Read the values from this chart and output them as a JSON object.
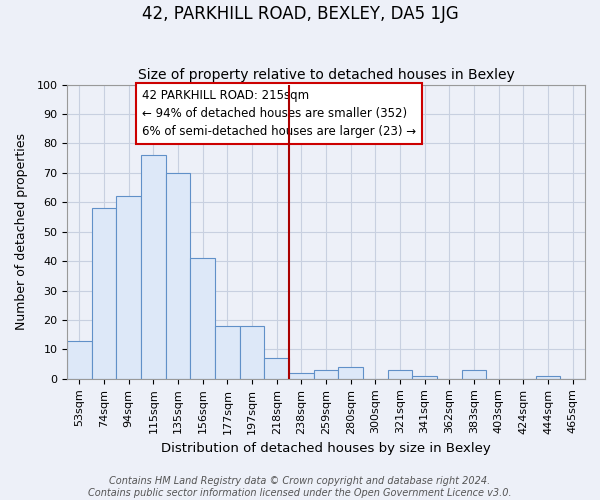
{
  "title": "42, PARKHILL ROAD, BEXLEY, DA5 1JG",
  "subtitle": "Size of property relative to detached houses in Bexley",
  "xlabel": "Distribution of detached houses by size in Bexley",
  "ylabel": "Number of detached properties",
  "bar_labels": [
    "53sqm",
    "74sqm",
    "94sqm",
    "115sqm",
    "135sqm",
    "156sqm",
    "177sqm",
    "197sqm",
    "218sqm",
    "238sqm",
    "259sqm",
    "280sqm",
    "300sqm",
    "321sqm",
    "341sqm",
    "362sqm",
    "383sqm",
    "403sqm",
    "424sqm",
    "444sqm",
    "465sqm"
  ],
  "bar_values": [
    13,
    58,
    62,
    76,
    70,
    41,
    18,
    18,
    7,
    2,
    3,
    4,
    0,
    3,
    1,
    0,
    3,
    0,
    0,
    1,
    0
  ],
  "bar_color": "#dde8f8",
  "bar_edgecolor": "#6090c8",
  "vline_x_index": 8,
  "vline_color": "#aa0000",
  "annotation_line1": "42 PARKHILL ROAD: 215sqm",
  "annotation_line2": "← 94% of detached houses are smaller (352)",
  "annotation_line3": "6% of semi-detached houses are larger (23) →",
  "annotation_box_edgecolor": "#cc0000",
  "annotation_box_facecolor": "#ffffff",
  "ylim": [
    0,
    100
  ],
  "yticks": [
    0,
    10,
    20,
    30,
    40,
    50,
    60,
    70,
    80,
    90,
    100
  ],
  "grid_color": "#c8d0e0",
  "bg_color": "#edf0f8",
  "footer_text": "Contains HM Land Registry data © Crown copyright and database right 2024.\nContains public sector information licensed under the Open Government Licence v3.0.",
  "title_fontsize": 12,
  "subtitle_fontsize": 10,
  "xlabel_fontsize": 9.5,
  "ylabel_fontsize": 9,
  "tick_fontsize": 8,
  "annotation_fontsize": 8.5,
  "footer_fontsize": 7
}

Exercise prompt: Every record above should come back exactly, but without its pictures.

Written solution:
Read the values from this chart and output them as a JSON object.
{
  "title": "42, PARKHILL ROAD, BEXLEY, DA5 1JG",
  "subtitle": "Size of property relative to detached houses in Bexley",
  "xlabel": "Distribution of detached houses by size in Bexley",
  "ylabel": "Number of detached properties",
  "bar_labels": [
    "53sqm",
    "74sqm",
    "94sqm",
    "115sqm",
    "135sqm",
    "156sqm",
    "177sqm",
    "197sqm",
    "218sqm",
    "238sqm",
    "259sqm",
    "280sqm",
    "300sqm",
    "321sqm",
    "341sqm",
    "362sqm",
    "383sqm",
    "403sqm",
    "424sqm",
    "444sqm",
    "465sqm"
  ],
  "bar_values": [
    13,
    58,
    62,
    76,
    70,
    41,
    18,
    18,
    7,
    2,
    3,
    4,
    0,
    3,
    1,
    0,
    3,
    0,
    0,
    1,
    0
  ],
  "bar_color": "#dde8f8",
  "bar_edgecolor": "#6090c8",
  "vline_x_index": 8,
  "vline_color": "#aa0000",
  "annotation_line1": "42 PARKHILL ROAD: 215sqm",
  "annotation_line2": "← 94% of detached houses are smaller (352)",
  "annotation_line3": "6% of semi-detached houses are larger (23) →",
  "annotation_box_edgecolor": "#cc0000",
  "annotation_box_facecolor": "#ffffff",
  "ylim": [
    0,
    100
  ],
  "yticks": [
    0,
    10,
    20,
    30,
    40,
    50,
    60,
    70,
    80,
    90,
    100
  ],
  "grid_color": "#c8d0e0",
  "bg_color": "#edf0f8",
  "footer_text": "Contains HM Land Registry data © Crown copyright and database right 2024.\nContains public sector information licensed under the Open Government Licence v3.0.",
  "title_fontsize": 12,
  "subtitle_fontsize": 10,
  "xlabel_fontsize": 9.5,
  "ylabel_fontsize": 9,
  "tick_fontsize": 8,
  "annotation_fontsize": 8.5,
  "footer_fontsize": 7
}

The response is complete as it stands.